**DATA ROWS**
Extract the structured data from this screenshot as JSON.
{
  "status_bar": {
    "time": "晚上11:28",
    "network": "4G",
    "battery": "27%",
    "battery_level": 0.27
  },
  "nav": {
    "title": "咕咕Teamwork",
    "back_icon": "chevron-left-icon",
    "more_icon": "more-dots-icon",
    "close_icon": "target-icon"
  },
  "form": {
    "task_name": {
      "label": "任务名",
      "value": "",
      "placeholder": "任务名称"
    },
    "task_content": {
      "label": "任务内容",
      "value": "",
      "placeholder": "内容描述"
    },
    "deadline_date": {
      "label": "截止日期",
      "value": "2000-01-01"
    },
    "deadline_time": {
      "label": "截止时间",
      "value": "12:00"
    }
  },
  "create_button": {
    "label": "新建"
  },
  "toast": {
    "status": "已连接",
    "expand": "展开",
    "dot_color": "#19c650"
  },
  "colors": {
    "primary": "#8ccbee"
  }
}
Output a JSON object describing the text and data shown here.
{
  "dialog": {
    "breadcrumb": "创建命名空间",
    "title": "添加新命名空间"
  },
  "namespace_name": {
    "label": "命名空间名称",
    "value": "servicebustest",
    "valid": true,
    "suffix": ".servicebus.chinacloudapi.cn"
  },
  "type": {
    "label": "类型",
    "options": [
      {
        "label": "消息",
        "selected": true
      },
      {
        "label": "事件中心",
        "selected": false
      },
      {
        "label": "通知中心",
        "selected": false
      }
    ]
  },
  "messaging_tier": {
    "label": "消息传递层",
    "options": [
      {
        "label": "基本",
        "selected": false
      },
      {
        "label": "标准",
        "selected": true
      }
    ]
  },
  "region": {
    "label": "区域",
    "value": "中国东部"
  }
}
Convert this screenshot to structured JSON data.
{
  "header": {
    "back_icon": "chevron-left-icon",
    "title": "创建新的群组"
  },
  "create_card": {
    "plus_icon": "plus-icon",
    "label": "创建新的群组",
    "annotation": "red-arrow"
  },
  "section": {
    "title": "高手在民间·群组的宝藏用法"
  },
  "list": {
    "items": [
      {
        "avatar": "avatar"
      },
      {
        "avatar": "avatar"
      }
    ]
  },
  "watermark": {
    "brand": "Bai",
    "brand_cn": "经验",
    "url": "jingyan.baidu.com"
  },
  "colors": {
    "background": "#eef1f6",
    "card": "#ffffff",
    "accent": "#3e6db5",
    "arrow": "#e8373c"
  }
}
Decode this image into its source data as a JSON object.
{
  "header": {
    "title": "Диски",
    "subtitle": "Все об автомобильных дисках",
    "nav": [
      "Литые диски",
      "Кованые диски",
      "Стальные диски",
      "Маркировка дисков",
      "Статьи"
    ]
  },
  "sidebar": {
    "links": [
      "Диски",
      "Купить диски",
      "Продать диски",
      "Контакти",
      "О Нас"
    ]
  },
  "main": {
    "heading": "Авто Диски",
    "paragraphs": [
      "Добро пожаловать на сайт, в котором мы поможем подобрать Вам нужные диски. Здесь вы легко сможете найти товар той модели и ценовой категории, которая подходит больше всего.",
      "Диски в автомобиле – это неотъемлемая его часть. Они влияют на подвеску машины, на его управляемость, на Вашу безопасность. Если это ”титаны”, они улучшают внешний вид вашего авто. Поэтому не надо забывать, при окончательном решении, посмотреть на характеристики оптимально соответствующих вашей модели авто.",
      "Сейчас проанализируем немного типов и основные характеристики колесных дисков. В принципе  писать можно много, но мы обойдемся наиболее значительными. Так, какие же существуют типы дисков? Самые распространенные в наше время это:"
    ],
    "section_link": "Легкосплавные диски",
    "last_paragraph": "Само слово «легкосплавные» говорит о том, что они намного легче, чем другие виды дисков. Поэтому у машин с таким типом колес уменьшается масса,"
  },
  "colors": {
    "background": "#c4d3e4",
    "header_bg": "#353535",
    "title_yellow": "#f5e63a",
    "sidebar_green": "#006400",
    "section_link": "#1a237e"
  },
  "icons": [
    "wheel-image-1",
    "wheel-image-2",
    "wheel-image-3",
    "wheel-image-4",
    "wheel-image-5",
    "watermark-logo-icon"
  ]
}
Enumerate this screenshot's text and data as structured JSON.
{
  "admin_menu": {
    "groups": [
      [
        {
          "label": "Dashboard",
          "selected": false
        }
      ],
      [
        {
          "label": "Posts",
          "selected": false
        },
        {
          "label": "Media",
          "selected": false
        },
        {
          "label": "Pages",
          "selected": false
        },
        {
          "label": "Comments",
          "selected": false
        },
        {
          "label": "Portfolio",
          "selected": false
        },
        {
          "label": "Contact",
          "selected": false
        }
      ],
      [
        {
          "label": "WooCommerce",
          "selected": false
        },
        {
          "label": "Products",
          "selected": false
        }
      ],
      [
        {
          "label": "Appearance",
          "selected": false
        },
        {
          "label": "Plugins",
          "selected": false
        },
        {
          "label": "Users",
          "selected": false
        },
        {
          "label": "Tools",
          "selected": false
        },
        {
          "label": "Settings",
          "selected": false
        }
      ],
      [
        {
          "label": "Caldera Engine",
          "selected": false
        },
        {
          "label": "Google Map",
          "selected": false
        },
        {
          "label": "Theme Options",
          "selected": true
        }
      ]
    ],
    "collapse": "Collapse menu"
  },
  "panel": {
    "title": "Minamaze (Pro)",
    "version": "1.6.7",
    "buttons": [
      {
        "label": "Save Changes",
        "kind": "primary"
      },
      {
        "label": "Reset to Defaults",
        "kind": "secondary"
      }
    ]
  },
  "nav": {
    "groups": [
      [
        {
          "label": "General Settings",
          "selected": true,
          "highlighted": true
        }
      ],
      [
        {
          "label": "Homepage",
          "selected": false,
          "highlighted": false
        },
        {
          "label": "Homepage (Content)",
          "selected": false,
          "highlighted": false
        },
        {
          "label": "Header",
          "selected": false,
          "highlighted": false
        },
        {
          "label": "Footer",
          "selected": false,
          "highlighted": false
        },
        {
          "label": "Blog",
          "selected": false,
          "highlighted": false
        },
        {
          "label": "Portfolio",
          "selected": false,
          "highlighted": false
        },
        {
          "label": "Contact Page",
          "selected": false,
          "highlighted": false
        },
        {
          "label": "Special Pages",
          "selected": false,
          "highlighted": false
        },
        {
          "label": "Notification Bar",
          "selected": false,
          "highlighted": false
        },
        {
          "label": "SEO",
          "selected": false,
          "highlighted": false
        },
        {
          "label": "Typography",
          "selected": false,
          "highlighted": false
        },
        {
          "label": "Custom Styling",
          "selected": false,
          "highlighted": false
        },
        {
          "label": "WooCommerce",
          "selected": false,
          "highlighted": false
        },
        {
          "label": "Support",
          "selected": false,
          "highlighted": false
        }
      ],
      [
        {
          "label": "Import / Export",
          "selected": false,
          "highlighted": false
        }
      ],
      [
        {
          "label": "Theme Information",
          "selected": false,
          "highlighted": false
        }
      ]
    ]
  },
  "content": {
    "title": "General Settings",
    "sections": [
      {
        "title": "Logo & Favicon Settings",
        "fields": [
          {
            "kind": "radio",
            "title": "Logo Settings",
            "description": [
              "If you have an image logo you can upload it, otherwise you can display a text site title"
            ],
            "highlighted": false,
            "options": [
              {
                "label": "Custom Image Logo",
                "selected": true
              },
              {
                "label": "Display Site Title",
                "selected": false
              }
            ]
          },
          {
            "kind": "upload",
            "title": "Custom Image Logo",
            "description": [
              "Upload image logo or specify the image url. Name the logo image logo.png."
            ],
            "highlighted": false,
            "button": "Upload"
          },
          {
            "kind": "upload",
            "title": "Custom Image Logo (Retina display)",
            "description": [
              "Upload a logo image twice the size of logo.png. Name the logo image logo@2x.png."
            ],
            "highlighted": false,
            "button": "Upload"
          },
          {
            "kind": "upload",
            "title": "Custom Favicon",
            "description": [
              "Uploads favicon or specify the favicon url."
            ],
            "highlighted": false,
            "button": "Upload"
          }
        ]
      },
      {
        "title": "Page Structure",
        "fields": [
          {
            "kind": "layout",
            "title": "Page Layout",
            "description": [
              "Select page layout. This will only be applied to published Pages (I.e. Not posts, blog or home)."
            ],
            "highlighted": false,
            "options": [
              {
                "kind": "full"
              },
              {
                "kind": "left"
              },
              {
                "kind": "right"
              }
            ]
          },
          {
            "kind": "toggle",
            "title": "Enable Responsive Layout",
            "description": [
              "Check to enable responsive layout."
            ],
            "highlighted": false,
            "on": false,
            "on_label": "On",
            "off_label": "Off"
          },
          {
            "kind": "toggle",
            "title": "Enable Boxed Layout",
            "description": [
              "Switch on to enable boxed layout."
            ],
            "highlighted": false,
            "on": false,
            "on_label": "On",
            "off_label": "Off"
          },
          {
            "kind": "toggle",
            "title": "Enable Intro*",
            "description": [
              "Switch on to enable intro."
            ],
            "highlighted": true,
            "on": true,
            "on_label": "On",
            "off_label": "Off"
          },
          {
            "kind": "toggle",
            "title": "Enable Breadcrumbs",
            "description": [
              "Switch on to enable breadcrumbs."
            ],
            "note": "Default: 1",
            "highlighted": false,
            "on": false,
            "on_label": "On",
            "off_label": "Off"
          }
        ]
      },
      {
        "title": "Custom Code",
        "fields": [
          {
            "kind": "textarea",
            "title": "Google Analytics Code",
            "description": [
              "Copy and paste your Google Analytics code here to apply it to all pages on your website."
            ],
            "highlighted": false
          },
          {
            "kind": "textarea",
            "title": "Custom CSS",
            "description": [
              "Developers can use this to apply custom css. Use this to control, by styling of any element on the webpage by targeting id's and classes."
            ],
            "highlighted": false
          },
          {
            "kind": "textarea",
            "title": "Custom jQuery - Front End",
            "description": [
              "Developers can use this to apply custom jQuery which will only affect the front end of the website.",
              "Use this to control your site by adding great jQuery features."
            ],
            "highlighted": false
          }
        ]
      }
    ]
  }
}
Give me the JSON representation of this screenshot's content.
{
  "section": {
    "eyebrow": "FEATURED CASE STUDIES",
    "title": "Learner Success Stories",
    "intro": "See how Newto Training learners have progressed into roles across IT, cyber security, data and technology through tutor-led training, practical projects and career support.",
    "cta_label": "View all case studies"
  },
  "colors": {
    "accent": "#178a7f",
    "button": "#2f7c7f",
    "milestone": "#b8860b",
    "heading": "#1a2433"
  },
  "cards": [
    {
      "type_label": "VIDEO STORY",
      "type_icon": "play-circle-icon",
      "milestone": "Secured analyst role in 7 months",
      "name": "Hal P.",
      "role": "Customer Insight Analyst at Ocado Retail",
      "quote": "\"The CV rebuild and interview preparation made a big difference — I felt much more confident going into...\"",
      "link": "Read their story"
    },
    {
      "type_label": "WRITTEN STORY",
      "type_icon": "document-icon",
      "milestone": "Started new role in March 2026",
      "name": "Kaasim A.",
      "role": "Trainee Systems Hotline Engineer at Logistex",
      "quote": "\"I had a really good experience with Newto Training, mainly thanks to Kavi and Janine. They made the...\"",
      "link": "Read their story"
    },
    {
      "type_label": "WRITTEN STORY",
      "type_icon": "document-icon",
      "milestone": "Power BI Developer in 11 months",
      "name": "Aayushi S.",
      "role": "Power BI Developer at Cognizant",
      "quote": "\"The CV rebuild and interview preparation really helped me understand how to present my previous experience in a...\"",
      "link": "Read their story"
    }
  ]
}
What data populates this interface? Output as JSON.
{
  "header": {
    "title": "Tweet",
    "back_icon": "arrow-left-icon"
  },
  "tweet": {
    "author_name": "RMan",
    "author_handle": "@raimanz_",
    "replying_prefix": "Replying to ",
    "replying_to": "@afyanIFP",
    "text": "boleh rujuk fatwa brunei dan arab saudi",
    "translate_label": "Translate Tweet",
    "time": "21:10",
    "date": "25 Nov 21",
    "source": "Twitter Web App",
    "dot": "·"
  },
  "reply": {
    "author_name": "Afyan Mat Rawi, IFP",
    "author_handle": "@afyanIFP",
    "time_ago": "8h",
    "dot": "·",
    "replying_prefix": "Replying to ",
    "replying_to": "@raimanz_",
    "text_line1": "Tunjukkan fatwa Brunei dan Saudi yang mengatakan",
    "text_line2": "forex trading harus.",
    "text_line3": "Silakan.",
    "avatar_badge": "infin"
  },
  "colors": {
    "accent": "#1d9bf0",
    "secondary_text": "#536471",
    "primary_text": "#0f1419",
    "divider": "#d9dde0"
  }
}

**EXERCISE PROMPT**
Write out, word for word, every line from the one containing "What data populates" through the last line of the records above.

**FINAL RESULT**
What data populates this interface? Output as JSON.
{
  "header": {
    "title": "Tweet",
    "back_icon": "arrow-left-icon"
  },
  "tweet": {
    "author_name": "RMan",
    "author_handle": "@raimanz_",
    "replying_prefix": "Replying to ",
    "replying_to": "@afyanIFP",
    "text": "boleh rujuk fatwa brunei dan arab saudi",
    "translate_label": "Translate Tweet",
    "time": "21:10",
    "date": "25 Nov 21",
    "source": "Twitter Web App",
    "dot": "·"
  },
  "reply": {
    "author_name": "Afyan Mat Rawi, IFP",
    "author_handle": "@afyanIFP",
    "time_ago": "8h",
    "dot": "·",
    "replying_prefix": "Replying to ",
    "replying_to": "@raimanz_",
    "text_line1": "Tunjukkan fatwa Brunei dan Saudi yang mengatakan",
    "text_line2": "forex trading harus.",
    "text_line3": "Silakan.",
    "avatar_badge": "infin"
  },
  "colors": {
    "accent": "#1d9bf0",
    "secondary_text": "#536471",
    "primary_text": "#0f1419",
    "divider": "#d9dde0"
  }
}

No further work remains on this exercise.